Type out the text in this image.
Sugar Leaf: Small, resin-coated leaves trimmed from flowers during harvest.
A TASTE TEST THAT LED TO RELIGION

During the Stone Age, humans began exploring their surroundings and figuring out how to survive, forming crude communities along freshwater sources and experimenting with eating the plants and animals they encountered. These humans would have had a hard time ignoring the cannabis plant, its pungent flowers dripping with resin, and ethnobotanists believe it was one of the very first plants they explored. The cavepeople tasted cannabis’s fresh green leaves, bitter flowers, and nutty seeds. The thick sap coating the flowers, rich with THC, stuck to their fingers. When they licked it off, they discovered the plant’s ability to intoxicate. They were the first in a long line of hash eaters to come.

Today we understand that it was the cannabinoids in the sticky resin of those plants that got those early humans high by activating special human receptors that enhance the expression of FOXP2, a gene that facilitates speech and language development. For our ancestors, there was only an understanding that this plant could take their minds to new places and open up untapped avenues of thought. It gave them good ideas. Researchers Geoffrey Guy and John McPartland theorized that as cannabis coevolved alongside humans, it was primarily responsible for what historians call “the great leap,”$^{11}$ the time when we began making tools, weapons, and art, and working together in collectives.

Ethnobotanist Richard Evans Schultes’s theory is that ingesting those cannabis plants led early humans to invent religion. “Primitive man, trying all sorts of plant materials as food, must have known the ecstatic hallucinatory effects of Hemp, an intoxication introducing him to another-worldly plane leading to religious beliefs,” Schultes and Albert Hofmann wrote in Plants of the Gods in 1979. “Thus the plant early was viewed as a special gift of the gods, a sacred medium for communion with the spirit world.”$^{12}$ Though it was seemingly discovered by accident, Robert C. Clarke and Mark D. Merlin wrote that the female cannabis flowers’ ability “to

┄┄┄┄┄┄

Exercise objective =>
Find each line above that contains "plants", and copy those lines.

Result of the exercise =>
During the Stone Age, humans began exploring their surroundings and figuring out how to survive, forming crude communities along freshwater sources and experimenting with eating the plants and animals they encountered. These humans would have had a hard time ignoring the cannabis plant, its pungent flowers dripping with resin, and ethnobotanists believe it was one of the very first plants they explored. The cavepeople tasted cannabis’s fresh green leaves, bitter flowers, and nutty seeds. The thick sap coating the flowers, rich with THC, stuck to their fingers. When they licked it off, they discovered the plant’s ability to intoxicate. They were the first in a long line of hash eaters to come.
Today we understand that it was the cannabinoids in the sticky resin of those plants that got those early humans high by activating special human receptors that enhance the expression of FOXP2, a gene that facilitates speech and language development. For our ancestors, there was only an understanding that this plant could take their minds to new places and open up untapped avenues of thought. It gave them good ideas. Researchers Geoffrey Guy and John McPartland theorized that as cannabis coevolved alongside humans, it was primarily responsible for what historians call “the great leap,”$^{11}$ the time when we began making tools, weapons, and art, and working together in collectives.
Ethnobotanist Richard Evans Schultes’s theory is that ingesting those cannabis plants led early humans to invent religion. “Primitive man, trying all sorts of plant materials as food, must have known the ecstatic hallucinatory effects of Hemp, an intoxication introducing him to another-worldly plane leading to religious beliefs,” Schultes and Albert Hofmann wrote in Plants of the Gods in 1979. “Thus the plant early was viewed as a special gift of the gods, a sacred medium for communion with the spirit world.”$^{12}$ Though it was seemingly discovered by accident, Robert C. Clarke and Mark D. Merlin wrote that the female cannabis flowers’ ability “to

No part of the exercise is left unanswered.